-- TASK --
Read through the records below and copy each line that uses the word "bella".
##############################
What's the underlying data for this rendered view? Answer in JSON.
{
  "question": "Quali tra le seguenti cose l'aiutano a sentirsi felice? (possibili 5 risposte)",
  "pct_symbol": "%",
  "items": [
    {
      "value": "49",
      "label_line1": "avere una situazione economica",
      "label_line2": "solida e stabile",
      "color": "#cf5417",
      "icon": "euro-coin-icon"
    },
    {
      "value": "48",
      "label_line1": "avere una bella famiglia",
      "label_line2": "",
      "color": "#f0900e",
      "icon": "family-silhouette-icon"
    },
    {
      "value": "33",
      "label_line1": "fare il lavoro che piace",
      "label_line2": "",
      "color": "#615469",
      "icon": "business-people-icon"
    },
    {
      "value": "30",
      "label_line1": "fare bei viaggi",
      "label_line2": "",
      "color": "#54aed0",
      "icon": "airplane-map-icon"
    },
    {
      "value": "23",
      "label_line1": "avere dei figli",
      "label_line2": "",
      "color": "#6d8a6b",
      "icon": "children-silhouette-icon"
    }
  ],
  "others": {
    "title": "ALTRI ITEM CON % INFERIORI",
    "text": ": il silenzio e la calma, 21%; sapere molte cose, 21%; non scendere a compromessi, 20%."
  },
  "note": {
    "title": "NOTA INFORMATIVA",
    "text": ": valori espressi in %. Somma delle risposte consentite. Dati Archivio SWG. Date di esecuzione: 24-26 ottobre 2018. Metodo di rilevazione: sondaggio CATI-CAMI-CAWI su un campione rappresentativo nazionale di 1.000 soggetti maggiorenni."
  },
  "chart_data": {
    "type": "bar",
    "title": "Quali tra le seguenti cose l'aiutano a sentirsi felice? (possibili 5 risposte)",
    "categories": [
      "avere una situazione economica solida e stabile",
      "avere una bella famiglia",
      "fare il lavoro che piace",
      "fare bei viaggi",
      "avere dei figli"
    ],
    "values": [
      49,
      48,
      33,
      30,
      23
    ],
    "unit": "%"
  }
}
##############################
-- RESPONSE TO THIS TASK --
      "label_line1": "avere una bella famiglia",
      "avere una bella famiglia",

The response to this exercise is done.